INPUT DATA:
+-------+

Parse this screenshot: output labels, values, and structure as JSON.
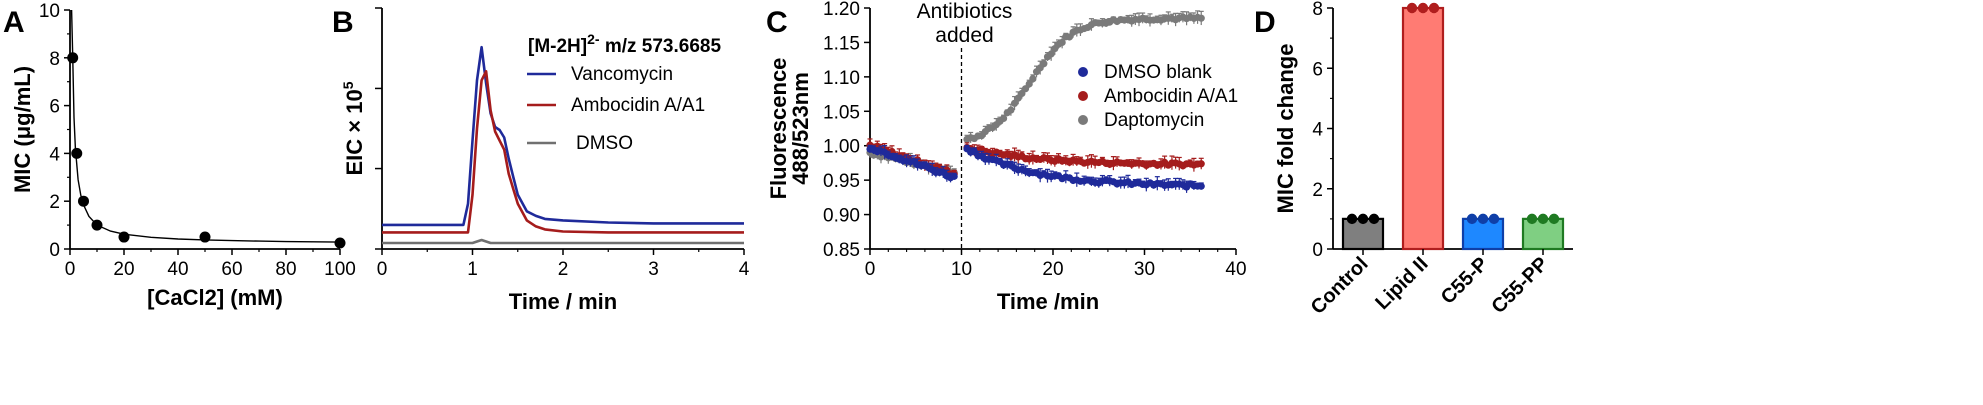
{
  "chart_data": [
    {
      "panel": "A",
      "type": "scatter",
      "xlabel": "[CaCl2]  (mM)",
      "ylabel": "MIC  (μg/mL)",
      "xlim": [
        0,
        100
      ],
      "ylim": [
        0,
        10
      ],
      "xticks": [
        "0",
        "20",
        "40",
        "60",
        "80",
        "100"
      ],
      "yticks": [
        "0",
        "2",
        "4",
        "6",
        "8",
        "10"
      ],
      "points": [
        {
          "x": 1,
          "y": 8
        },
        {
          "x": 2.5,
          "y": 4
        },
        {
          "x": 5,
          "y": 2
        },
        {
          "x": 10,
          "y": 1
        },
        {
          "x": 20,
          "y": 0.5
        },
        {
          "x": 50,
          "y": 0.5
        },
        {
          "x": 100,
          "y": 0.25
        }
      ],
      "fit_curve": {
        "x": [
          0.6,
          1,
          1.5,
          2,
          3,
          4,
          5,
          7,
          10,
          15,
          20,
          30,
          40,
          50,
          60,
          70,
          80,
          90,
          100
        ],
        "y": [
          10,
          8.1,
          5.5,
          4.2,
          2.9,
          2.25,
          1.85,
          1.37,
          1.0,
          0.75,
          0.62,
          0.49,
          0.42,
          0.38,
          0.35,
          0.33,
          0.31,
          0.3,
          0.29
        ]
      },
      "grid": false
    },
    {
      "panel": "B",
      "type": "line",
      "xlabel": "Time / min",
      "ylabel": "EIC × 10",
      "ylabel_sup": "5",
      "xlim": [
        0,
        4
      ],
      "ylim": [
        0,
        8
      ],
      "xticks": [
        "0",
        "1",
        "2",
        "3",
        "4"
      ],
      "legend_title": "[M-2H]",
      "legend_title_sup": "2-",
      "legend_title_rest": " m/z 573.6685",
      "series": [
        {
          "name": "Vancomycin",
          "color": "#1f2a9a",
          "x": [
            0,
            0.9,
            0.95,
            1.0,
            1.05,
            1.1,
            1.15,
            1.2,
            1.25,
            1.3,
            1.35,
            1.4,
            1.45,
            1.5,
            1.6,
            1.7,
            1.8,
            2.0,
            2.5,
            3.0,
            3.5,
            4.0
          ],
          "y": [
            0.8,
            0.8,
            1.5,
            3.6,
            5.6,
            6.7,
            5.5,
            4.5,
            4.05,
            3.95,
            3.7,
            3.0,
            2.4,
            1.8,
            1.25,
            1.1,
            1.0,
            0.95,
            0.88,
            0.85,
            0.85,
            0.85
          ]
        },
        {
          "name": "Ambocidin A/A1",
          "color": "#a51c1c",
          "x": [
            0,
            0.95,
            1.0,
            1.05,
            1.1,
            1.15,
            1.2,
            1.25,
            1.3,
            1.35,
            1.4,
            1.45,
            1.5,
            1.6,
            1.7,
            1.8,
            2.0,
            2.5,
            3.0,
            3.5,
            4.0
          ],
          "y": [
            0.55,
            0.55,
            1.8,
            4.0,
            5.6,
            5.9,
            4.6,
            3.9,
            3.6,
            3.3,
            2.5,
            2.0,
            1.5,
            0.95,
            0.75,
            0.65,
            0.58,
            0.55,
            0.55,
            0.55,
            0.55
          ]
        },
        {
          "name": "DMSO",
          "color": "#707070",
          "x": [
            0,
            1.0,
            1.1,
            1.2,
            2.0,
            3.0,
            4.0
          ],
          "y": [
            0.2,
            0.2,
            0.3,
            0.2,
            0.2,
            0.2,
            0.2
          ]
        }
      ],
      "grid": false
    },
    {
      "panel": "C",
      "type": "scatter",
      "xlabel": "Time /min",
      "ylabel_line1": "Fluorescence",
      "ylabel_line2": "488/523nm",
      "xlim": [
        0,
        40
      ],
      "ylim": [
        0.85,
        1.2
      ],
      "xticks": [
        "0",
        "10",
        "20",
        "30",
        "40"
      ],
      "yticks": [
        "0.85",
        "0.90",
        "0.95",
        "1.00",
        "1.05",
        "1.10",
        "1.15",
        "1.20"
      ],
      "annotation_line1": "Antibiotics",
      "annotation_line2": "added",
      "annotation_x": 10,
      "series": [
        {
          "name": "DMSO blank",
          "color": "#1f2a9a",
          "start_y": 0.998,
          "pre_end_y": 0.952,
          "post_start_y": 0.996,
          "post_end_y": 0.94,
          "type": "decay"
        },
        {
          "name": "Ambocidin A/A1",
          "color": "#a51c1c",
          "start_y": 1.0,
          "pre_end_y": 0.957,
          "post_start_y": 0.998,
          "post_end_y": 0.972,
          "type": "decay"
        },
        {
          "name": "Daptomycin",
          "color": "#7a7a7a",
          "start_y": 0.99,
          "pre_end_y": 0.96,
          "post_start_y": 1.0,
          "post_end_y": 1.185,
          "type": "sigmoid"
        }
      ],
      "grid": false
    },
    {
      "panel": "D",
      "type": "bar",
      "ylabel": "MIC fold change",
      "ylim": [
        0,
        8
      ],
      "yticks": [
        "0",
        "2",
        "4",
        "6",
        "8"
      ],
      "categories": [
        "Control",
        "Lipid II",
        "C55-P",
        "C55-PP"
      ],
      "values": [
        1,
        8,
        1,
        1
      ],
      "fill_colors": [
        "#7f7f7f",
        "#ff7b73",
        "#1e88ff",
        "#7fcf82"
      ],
      "edge_colors": [
        "#000000",
        "#b01e1e",
        "#0f3fa8",
        "#1f7a22"
      ],
      "grid": false
    }
  ],
  "panel_letters": [
    "A",
    "B",
    "C",
    "D"
  ]
}
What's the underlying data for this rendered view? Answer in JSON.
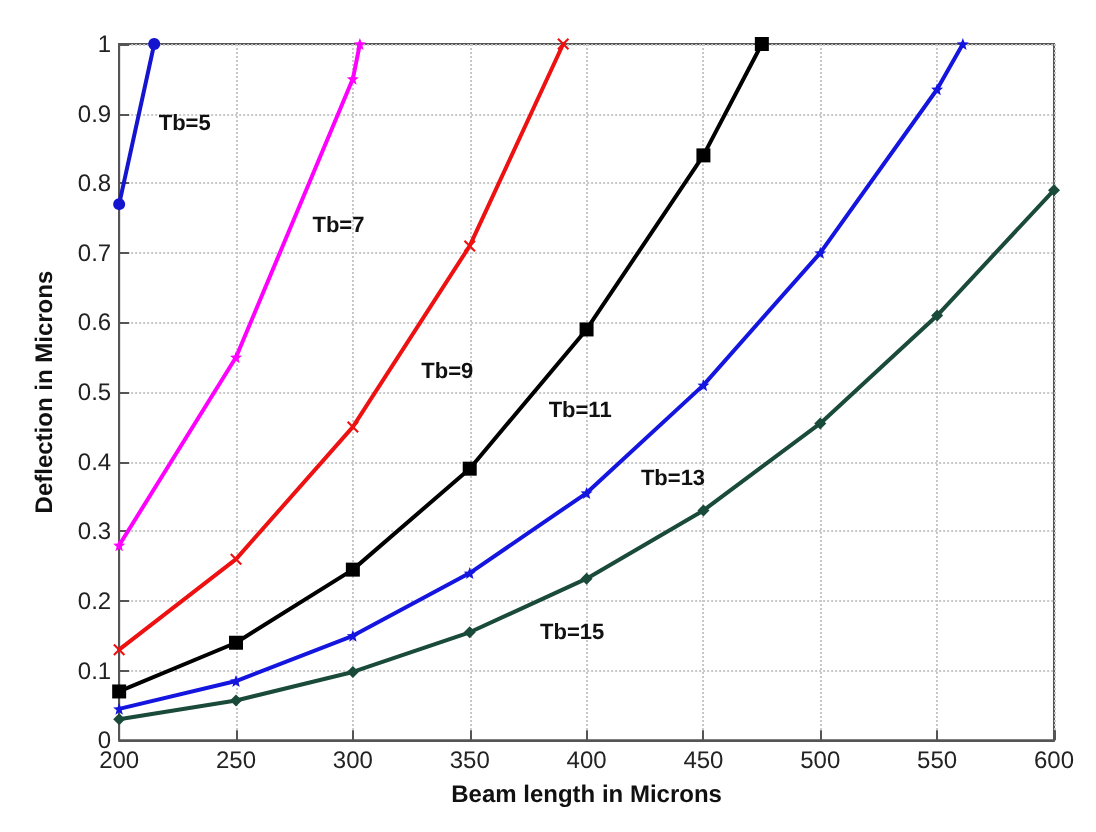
{
  "chart_data": {
    "type": "line",
    "xlabel": "Beam length in Microns",
    "ylabel": "Deflection in Microns",
    "xlim": [
      200,
      600
    ],
    "ylim": [
      0,
      1
    ],
    "xticks": [
      200,
      250,
      300,
      350,
      400,
      450,
      500,
      550,
      600
    ],
    "yticks": [
      0,
      0.1,
      0.2,
      0.3,
      0.4,
      0.5,
      0.6,
      0.7,
      0.8,
      0.9,
      1
    ],
    "grid": true,
    "line_style": "solid",
    "series": [
      {
        "name": "Tb=5",
        "color": "#1515d0",
        "marker": "circle",
        "x": [
          200,
          215
        ],
        "values": [
          0.77,
          1
        ]
      },
      {
        "name": "Tb=7",
        "color": "#ff00ff",
        "marker": "star",
        "x": [
          200,
          250,
          300,
          303
        ],
        "values": [
          0.28,
          0.55,
          0.95,
          1
        ]
      },
      {
        "name": "Tb=9",
        "color": "#ee1111",
        "marker": "cross",
        "x": [
          200,
          250,
          300,
          350,
          390
        ],
        "values": [
          0.13,
          0.26,
          0.45,
          0.71,
          1
        ]
      },
      {
        "name": "Tb=11",
        "color": "#000000",
        "marker": "square",
        "x": [
          200,
          250,
          300,
          350,
          400,
          450,
          475
        ],
        "values": [
          0.07,
          0.14,
          0.245,
          0.39,
          0.59,
          0.84,
          1
        ]
      },
      {
        "name": "Tb=13",
        "color": "#1515e0",
        "marker": "star",
        "x": [
          200,
          250,
          300,
          350,
          400,
          450,
          500,
          550,
          561
        ],
        "values": [
          0.045,
          0.085,
          0.15,
          0.24,
          0.355,
          0.51,
          0.7,
          0.935,
          1
        ]
      },
      {
        "name": "Tb=15",
        "color": "#1a4a3a",
        "marker": "diamond",
        "x": [
          200,
          250,
          300,
          350,
          400,
          450,
          500,
          550,
          600
        ],
        "values": [
          0.03,
          0.057,
          0.098,
          0.155,
          0.232,
          0.33,
          0.455,
          0.61,
          0.79
        ]
      }
    ]
  }
}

+-------+

TASK DIRECTIONS: Transcribe all entries above exactly. Drop the pictures.

EXERCISE ANSWER:
Parse this screenshot: output labels, values, and structure as JSON.
{
  "chart_data": [
    {
      "panel": "A",
      "type": "scatter",
      "xlabel": "[CaCl2]  (mM)",
      "ylabel": "MIC  (μg/mL)",
      "xlim": [
        0,
        100
      ],
      "ylim": [
        0,
        10
      ],
      "xticks": [
        "0",
        "20",
        "40",
        "60",
        "80",
        "100"
      ],
      "yticks": [
        "0",
        "2",
        "4",
        "6",
        "8",
        "10"
      ],
      "points": [
        {
          "x": 1,
          "y": 8
        },
        {
          "x": 2.5,
          "y": 4
        },
        {
          "x": 5,
          "y": 2
        },
        {
          "x": 10,
          "y": 1
        },
        {
          "x": 20,
          "y": 0.5
        },
        {
          "x": 50,
          "y": 0.5
        },
        {
          "x": 100,
          "y": 0.25
        }
      ],
      "fit_curve": {
        "x": [
          0.6,
          1,
          1.5,
          2,
          3,
          4,
          5,
          7,
          10,
          15,
          20,
          30,
          40,
          50,
          60,
          70,
          80,
          90,
          100
        ],
        "y": [
          10,
          8.1,
          5.5,
          4.2,
          2.9,
          2.25,
          1.85,
          1.37,
          1.0,
          0.75,
          0.62,
          0.49,
          0.42,
          0.38,
          0.35,
          0.33,
          0.31,
          0.3,
          0.29
        ]
      },
      "grid": false
    },
    {
      "panel": "B",
      "type": "line",
      "xlabel": "Time / min",
      "ylabel": "EIC × 10",
      "ylabel_sup": "5",
      "xlim": [
        0,
        4
      ],
      "ylim": [
        0,
        8
      ],
      "xticks": [
        "0",
        "1",
        "2",
        "3",
        "4"
      ],
      "legend_title": "[M-2H]",
      "legend_title_sup": "2-",
      "legend_title_rest": " m/z 573.6685",
      "series": [
        {
          "name": "Vancomycin",
          "color": "#1f2a9a",
          "x": [
            0,
            0.9,
            0.95,
            1.0,
            1.05,
            1.1,
            1.15,
            1.2,
            1.25,
            1.3,
            1.35,
            1.4,
            1.45,
            1.5,
            1.6,
            1.7,
            1.8,
            2.0,
            2.5,
            3.0,
            3.5,
            4.0
          ],
          "y": [
            0.8,
            0.8,
            1.5,
            3.6,
            5.6,
            6.7,
            5.5,
            4.5,
            4.05,
            3.95,
            3.7,
            3.0,
            2.4,
            1.8,
            1.25,
            1.1,
            1.0,
            0.95,
            0.88,
            0.85,
            0.85,
            0.85
          ]
        },
        {
          "name": "Ambocidin A/A1",
          "color": "#a51c1c",
          "x": [
            0,
            0.95,
            1.0,
            1.05,
            1.1,
            1.15,
            1.2,
            1.25,
            1.3,
            1.35,
            1.4,
            1.45,
            1.5,
            1.6,
            1.7,
            1.8,
            2.0,
            2.5,
            3.0,
            3.5,
            4.0
          ],
          "y": [
            0.55,
            0.55,
            1.8,
            4.0,
            5.6,
            5.9,
            4.6,
            3.9,
            3.6,
            3.3,
            2.5,
            2.0,
            1.5,
            0.95,
            0.75,
            0.65,
            0.58,
            0.55,
            0.55,
            0.55,
            0.55
          ]
        },
        {
          "name": "DMSO",
          "color": "#707070",
          "x": [
            0,
            1.0,
            1.1,
            1.2,
            2.0,
            3.0,
            4.0
          ],
          "y": [
            0.2,
            0.2,
            0.3,
            0.2,
            0.2,
            0.2,
            0.2
          ]
        }
      ],
      "grid": false
    },
    {
      "panel": "C",
      "type": "scatter",
      "xlabel": "Time /min",
      "ylabel_line1": "Fluorescence",
      "ylabel_line2": "488/523nm",
      "xlim": [
        0,
        40
      ],
      "ylim": [
        0.85,
        1.2
      ],
      "xticks": [
        "0",
        "10",
        "20",
        "30",
        "40"
      ],
      "yticks": [
        "0.85",
        "0.90",
        "0.95",
        "1.00",
        "1.05",
        "1.10",
        "1.15",
        "1.20"
      ],
      "annotation_line1": "Antibiotics",
      "annotation_line2": "added",
      "annotation_x": 10,
      "series": [
        {
          "name": "DMSO blank",
          "color": "#1f2a9a",
          "start_y": 0.998,
          "pre_end_y": 0.952,
          "post_start_y": 0.996,
          "post_end_y": 0.94,
          "type": "decay"
        },
        {
          "name": "Ambocidin A/A1",
          "color": "#a51c1c",
          "start_y": 1.0,
          "pre_end_y": 0.957,
          "post_start_y": 0.998,
          "post_end_y": 0.972,
          "type": "decay"
        },
        {
          "name": "Daptomycin",
          "color": "#7a7a7a",
          "start_y": 0.99,
          "pre_end_y": 0.96,
          "post_start_y": 1.0,
          "post_end_y": 1.185,
          "type": "sigmoid"
        }
      ],
      "grid": false
    },
    {
      "panel": "D",
      "type": "bar",
      "ylabel": "MIC fold change",
      "ylim": [
        0,
        8
      ],
      "yticks": [
        "0",
        "2",
        "4",
        "6",
        "8"
      ],
      "categories": [
        "Control",
        "Lipid II",
        "C55-P",
        "C55-PP"
      ],
      "values": [
        1,
        8,
        1,
        1
      ],
      "fill_colors": [
        "#7f7f7f",
        "#ff7b73",
        "#1e88ff",
        "#7fcf82"
      ],
      "edge_colors": [
        "#000000",
        "#b01e1e",
        "#0f3fa8",
        "#1f7a22"
      ],
      "grid": false
    }
  ],
  "panel_letters": [
    "A",
    "B",
    "C",
    "D"
  ]
}
What's the underlying data for this rendered view? Answer in JSON.
{
  "chart_data": {
    "type": "line",
    "xlabel": "Beam length in Microns",
    "ylabel": "Deflection in Microns",
    "xlim": [
      200,
      600
    ],
    "ylim": [
      0,
      1
    ],
    "xticks": [
      200,
      250,
      300,
      350,
      400,
      450,
      500,
      550,
      600
    ],
    "yticks": [
      0,
      0.1,
      0.2,
      0.3,
      0.4,
      0.5,
      0.6,
      0.7,
      0.8,
      0.9,
      1
    ],
    "grid": true,
    "line_style": "solid",
    "series": [
      {
        "name": "Tb=5",
        "color": "#1515d0",
        "marker": "circle",
        "x": [
          200,
          215
        ],
        "values": [
          0.77,
          1
        ]
      },
      {
        "name": "Tb=7",
        "color": "#ff00ff",
        "marker": "star",
        "x": [
          200,
          250,
          300,
          303
        ],
        "values": [
          0.28,
          0.55,
          0.95,
          1
        ]
      },
      {
        "name": "Tb=9",
        "color": "#ee1111",
        "marker": "cross",
        "x": [
          200,
          250,
          300,
          350,
          390
        ],
        "values": [
          0.13,
          0.26,
          0.45,
          0.71,
          1
        ]
      },
      {
        "name": "Tb=11",
        "color": "#000000",
        "marker": "square",
        "x": [
          200,
          250,
          300,
          350,
          400,
          450,
          475
        ],
        "values": [
          0.07,
          0.14,
          0.245,
          0.39,
          0.59,
          0.84,
          1
        ]
      },
      {
        "name": "Tb=13",
        "color": "#1515e0",
        "marker": "star",
        "x": [
          200,
          250,
          300,
          350,
          400,
          450,
          500,
          550,
          561
        ],
        "values": [
          0.045,
          0.085,
          0.15,
          0.24,
          0.355,
          0.51,
          0.7,
          0.935,
          1
        ]
      },
      {
        "name": "Tb=15",
        "color": "#1a4a3a",
        "marker": "diamond",
        "x": [
          200,
          250,
          300,
          350,
          400,
          450,
          500,
          550,
          600
        ],
        "values": [
          0.03,
          0.057,
          0.098,
          0.155,
          0.232,
          0.33,
          0.455,
          0.61,
          0.79
        ]
      }
    ]
  }
}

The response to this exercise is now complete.